◆ **Stated goal**: Filter the data for lines with the word "type", then copy every line so identified.

◆ **Rows**:
--*--

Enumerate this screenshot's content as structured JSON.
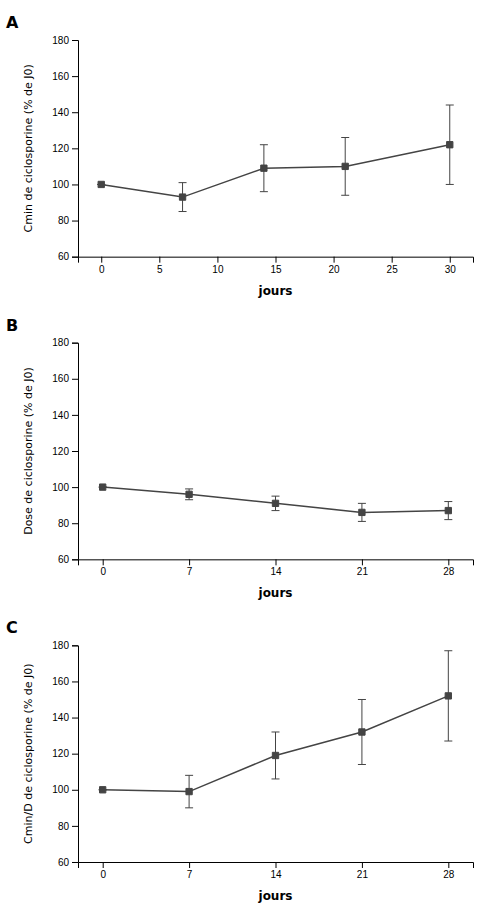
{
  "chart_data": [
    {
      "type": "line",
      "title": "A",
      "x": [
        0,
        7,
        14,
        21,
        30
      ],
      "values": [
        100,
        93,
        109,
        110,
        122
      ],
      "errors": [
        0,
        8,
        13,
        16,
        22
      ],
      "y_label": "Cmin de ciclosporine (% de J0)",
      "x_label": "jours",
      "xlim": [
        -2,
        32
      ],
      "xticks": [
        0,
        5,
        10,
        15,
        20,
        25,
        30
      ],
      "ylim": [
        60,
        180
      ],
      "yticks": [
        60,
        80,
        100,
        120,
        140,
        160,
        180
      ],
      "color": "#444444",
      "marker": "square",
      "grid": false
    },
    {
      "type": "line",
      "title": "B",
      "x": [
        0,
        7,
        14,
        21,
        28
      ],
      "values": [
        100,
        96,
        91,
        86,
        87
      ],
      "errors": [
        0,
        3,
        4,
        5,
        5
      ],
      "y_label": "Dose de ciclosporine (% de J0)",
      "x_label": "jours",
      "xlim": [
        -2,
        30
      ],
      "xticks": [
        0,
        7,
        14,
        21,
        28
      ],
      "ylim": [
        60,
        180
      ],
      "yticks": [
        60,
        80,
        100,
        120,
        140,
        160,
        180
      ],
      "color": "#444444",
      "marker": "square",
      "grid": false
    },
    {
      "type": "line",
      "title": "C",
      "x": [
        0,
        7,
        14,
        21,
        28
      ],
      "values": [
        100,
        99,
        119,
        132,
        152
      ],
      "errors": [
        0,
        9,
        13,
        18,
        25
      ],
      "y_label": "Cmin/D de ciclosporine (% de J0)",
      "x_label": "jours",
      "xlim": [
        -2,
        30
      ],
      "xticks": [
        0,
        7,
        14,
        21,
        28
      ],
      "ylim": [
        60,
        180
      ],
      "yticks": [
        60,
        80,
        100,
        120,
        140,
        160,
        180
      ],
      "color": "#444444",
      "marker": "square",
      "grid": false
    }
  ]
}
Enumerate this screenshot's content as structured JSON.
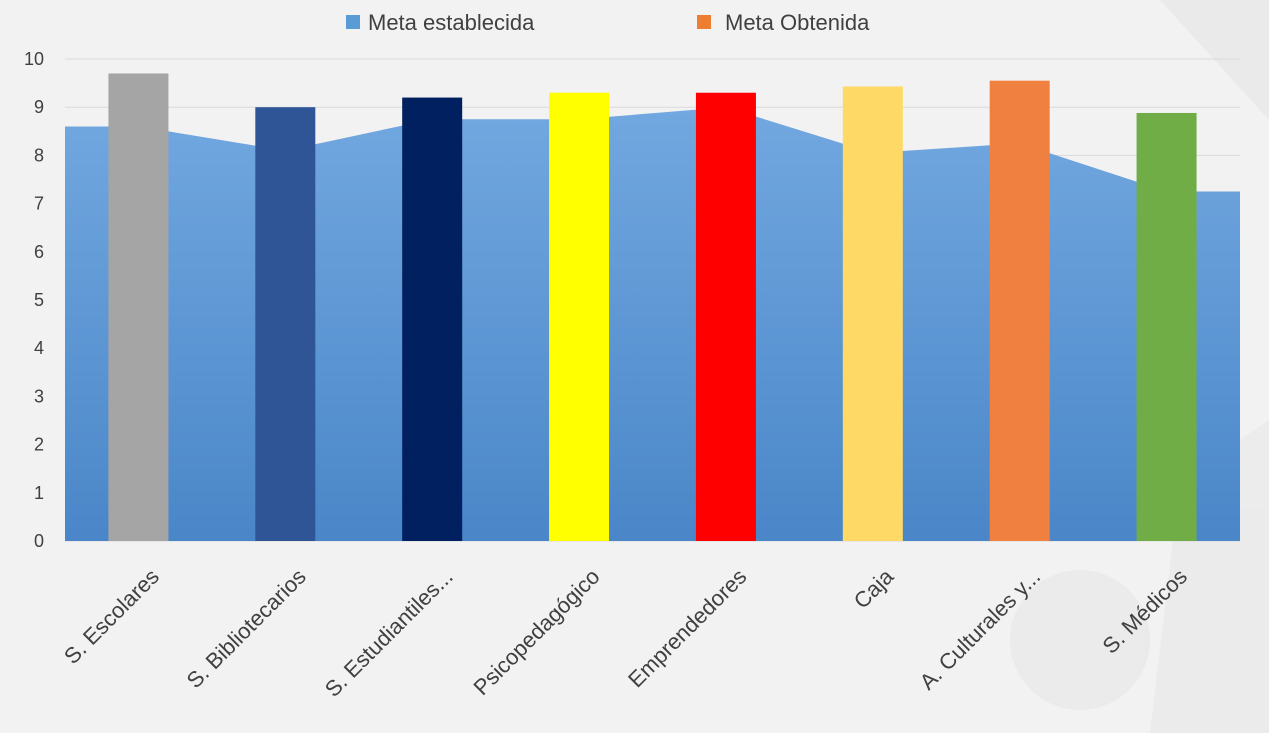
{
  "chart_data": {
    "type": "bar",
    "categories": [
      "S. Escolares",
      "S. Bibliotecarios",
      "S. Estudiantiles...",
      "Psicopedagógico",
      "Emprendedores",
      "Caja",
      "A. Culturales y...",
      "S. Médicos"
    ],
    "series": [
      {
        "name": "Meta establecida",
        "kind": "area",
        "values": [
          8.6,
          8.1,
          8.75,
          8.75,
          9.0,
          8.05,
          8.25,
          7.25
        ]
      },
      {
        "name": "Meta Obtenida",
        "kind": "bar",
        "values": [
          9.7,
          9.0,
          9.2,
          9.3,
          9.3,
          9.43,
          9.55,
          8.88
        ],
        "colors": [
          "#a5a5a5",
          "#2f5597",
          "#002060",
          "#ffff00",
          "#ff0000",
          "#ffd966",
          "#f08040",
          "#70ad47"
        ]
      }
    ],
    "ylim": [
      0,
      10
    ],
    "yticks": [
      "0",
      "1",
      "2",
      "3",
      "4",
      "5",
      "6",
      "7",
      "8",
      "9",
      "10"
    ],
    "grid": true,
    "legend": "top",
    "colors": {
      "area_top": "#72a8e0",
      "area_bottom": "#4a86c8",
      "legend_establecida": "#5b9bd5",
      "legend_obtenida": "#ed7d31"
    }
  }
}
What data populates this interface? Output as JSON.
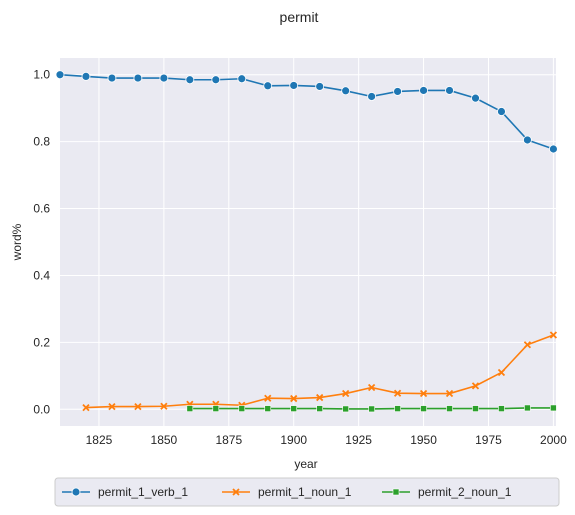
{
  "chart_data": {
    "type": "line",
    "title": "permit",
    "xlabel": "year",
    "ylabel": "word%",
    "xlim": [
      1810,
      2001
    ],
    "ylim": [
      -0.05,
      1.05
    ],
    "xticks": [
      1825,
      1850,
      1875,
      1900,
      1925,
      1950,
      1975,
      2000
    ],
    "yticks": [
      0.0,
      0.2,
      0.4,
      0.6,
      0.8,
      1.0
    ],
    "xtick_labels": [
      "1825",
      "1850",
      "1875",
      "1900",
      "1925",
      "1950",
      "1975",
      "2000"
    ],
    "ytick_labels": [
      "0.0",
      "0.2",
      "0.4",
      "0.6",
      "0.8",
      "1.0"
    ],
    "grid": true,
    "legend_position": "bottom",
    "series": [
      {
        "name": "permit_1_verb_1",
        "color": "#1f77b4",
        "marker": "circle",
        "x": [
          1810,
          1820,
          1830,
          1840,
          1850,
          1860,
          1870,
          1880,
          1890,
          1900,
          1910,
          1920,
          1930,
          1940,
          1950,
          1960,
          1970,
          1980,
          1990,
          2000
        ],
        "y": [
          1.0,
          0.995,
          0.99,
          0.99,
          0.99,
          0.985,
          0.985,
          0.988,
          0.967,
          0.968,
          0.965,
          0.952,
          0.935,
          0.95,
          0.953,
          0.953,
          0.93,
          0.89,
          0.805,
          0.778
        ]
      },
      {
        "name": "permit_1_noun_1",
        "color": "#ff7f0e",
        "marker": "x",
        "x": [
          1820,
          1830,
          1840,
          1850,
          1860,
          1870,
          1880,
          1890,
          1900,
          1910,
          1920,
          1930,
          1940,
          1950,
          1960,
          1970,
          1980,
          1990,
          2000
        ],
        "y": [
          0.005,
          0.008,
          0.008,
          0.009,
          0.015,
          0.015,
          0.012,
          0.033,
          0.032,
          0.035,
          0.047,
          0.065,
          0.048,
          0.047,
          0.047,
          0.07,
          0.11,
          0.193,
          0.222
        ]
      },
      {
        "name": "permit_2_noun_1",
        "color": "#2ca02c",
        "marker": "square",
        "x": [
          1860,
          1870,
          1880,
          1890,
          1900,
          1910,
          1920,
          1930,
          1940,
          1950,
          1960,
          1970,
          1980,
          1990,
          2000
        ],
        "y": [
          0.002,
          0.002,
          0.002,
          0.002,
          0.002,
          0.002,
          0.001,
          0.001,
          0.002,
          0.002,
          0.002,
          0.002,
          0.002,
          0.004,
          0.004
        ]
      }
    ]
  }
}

--*--

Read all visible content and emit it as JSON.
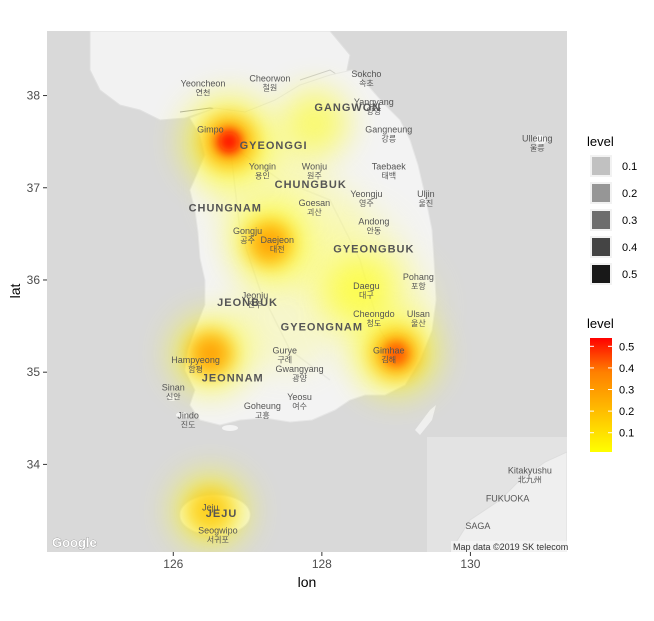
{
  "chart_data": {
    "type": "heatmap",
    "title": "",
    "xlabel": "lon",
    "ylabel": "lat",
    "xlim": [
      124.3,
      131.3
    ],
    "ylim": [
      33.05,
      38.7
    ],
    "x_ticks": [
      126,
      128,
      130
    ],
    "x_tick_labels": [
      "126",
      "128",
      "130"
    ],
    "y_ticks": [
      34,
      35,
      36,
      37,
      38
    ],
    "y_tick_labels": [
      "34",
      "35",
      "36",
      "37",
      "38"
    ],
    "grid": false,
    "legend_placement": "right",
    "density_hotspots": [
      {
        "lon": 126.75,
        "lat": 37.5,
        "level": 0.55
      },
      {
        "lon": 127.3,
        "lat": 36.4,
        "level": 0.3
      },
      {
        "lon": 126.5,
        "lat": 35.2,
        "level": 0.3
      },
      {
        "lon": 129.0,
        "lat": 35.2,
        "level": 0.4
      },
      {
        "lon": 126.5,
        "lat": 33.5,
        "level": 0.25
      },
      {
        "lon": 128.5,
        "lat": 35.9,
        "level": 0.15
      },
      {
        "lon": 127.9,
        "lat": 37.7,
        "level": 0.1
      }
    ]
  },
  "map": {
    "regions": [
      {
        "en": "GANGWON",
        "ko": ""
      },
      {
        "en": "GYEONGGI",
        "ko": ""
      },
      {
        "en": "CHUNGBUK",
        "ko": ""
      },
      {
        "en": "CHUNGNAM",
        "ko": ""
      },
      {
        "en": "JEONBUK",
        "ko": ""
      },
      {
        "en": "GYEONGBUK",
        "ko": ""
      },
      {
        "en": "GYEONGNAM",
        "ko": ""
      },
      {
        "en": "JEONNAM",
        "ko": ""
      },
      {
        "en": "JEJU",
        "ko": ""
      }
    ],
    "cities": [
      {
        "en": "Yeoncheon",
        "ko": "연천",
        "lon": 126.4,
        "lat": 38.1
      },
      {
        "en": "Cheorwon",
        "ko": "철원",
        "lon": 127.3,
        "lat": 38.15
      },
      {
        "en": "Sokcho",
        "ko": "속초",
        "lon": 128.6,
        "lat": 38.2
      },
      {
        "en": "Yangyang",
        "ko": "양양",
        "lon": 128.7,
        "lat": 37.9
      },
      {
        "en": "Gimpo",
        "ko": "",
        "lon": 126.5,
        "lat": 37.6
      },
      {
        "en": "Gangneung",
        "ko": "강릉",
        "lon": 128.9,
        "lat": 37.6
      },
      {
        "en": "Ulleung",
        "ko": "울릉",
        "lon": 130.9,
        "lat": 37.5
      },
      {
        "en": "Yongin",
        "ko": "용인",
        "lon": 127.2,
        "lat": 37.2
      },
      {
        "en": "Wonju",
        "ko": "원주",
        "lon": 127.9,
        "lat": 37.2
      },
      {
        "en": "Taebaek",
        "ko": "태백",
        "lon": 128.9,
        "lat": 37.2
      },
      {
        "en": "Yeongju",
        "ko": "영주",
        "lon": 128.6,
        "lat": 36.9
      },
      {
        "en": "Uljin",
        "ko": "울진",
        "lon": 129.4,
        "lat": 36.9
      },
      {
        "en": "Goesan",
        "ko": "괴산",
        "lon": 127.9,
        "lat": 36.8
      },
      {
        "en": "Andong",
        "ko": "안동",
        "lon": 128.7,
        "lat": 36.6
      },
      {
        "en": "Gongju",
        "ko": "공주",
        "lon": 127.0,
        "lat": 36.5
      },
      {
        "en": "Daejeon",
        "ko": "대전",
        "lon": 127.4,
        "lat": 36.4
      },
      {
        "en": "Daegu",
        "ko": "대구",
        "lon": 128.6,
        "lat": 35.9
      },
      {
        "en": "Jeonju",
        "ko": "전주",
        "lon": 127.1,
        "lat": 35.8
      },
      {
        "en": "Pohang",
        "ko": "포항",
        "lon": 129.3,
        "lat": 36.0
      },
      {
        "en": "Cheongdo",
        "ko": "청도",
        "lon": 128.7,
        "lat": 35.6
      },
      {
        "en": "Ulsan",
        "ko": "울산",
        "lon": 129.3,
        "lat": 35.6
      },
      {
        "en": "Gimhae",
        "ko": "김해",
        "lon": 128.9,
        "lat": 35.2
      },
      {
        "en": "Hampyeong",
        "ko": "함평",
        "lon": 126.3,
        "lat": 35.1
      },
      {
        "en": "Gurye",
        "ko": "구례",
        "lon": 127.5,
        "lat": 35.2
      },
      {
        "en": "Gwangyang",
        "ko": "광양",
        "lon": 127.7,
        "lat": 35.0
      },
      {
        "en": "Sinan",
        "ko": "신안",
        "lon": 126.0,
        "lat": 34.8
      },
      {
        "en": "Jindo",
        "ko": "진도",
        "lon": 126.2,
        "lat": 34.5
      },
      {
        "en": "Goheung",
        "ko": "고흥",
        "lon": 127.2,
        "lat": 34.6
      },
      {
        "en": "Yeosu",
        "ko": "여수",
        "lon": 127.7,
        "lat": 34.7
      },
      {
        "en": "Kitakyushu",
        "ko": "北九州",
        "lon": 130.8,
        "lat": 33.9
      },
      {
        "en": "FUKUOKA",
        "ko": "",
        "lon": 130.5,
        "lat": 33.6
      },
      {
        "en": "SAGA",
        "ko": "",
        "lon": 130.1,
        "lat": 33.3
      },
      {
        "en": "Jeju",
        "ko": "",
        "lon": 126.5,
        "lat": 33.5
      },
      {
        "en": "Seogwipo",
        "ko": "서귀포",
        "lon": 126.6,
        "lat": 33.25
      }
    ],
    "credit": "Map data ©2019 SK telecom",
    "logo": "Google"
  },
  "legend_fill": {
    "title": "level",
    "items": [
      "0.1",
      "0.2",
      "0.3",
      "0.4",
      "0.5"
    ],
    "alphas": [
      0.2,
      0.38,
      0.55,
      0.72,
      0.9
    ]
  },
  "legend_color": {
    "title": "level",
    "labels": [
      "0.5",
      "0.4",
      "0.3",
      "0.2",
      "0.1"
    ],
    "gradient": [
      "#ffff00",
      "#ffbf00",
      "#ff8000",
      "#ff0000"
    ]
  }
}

--*--

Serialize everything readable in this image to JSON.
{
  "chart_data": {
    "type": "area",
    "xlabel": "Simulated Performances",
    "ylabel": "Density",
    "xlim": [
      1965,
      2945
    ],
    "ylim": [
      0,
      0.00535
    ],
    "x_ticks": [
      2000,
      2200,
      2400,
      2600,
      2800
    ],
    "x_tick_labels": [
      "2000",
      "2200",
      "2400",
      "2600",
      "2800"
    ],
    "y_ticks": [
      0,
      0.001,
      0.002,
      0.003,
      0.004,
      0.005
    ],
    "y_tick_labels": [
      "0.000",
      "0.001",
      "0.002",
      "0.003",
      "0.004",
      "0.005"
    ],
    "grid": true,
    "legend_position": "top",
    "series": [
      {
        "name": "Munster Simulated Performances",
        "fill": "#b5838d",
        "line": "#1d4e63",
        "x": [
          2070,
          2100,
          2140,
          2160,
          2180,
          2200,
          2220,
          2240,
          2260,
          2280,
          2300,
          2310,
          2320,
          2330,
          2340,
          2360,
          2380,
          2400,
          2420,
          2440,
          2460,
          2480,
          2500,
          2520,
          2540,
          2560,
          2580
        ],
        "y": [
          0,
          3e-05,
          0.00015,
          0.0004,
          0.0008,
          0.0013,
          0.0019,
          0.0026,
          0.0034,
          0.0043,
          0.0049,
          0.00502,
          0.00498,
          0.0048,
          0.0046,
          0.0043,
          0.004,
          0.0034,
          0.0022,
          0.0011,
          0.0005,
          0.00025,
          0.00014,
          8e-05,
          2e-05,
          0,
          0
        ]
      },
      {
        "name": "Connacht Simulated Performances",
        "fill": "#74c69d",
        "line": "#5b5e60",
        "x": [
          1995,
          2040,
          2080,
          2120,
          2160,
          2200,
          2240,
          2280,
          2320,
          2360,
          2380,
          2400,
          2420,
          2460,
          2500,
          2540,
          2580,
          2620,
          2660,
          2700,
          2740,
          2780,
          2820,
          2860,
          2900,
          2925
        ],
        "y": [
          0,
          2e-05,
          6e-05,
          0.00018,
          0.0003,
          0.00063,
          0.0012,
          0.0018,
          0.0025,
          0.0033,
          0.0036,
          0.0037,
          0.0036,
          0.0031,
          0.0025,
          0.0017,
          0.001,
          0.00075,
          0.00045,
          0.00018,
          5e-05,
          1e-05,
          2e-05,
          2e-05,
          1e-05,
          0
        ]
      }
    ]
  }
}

--*--

◆ **The result**:
      "type": "line",
      "type": "line",
      "type": "line",
    "type": "bar",
    "type": "line",
    "type": "heatmap",
    "type": "area",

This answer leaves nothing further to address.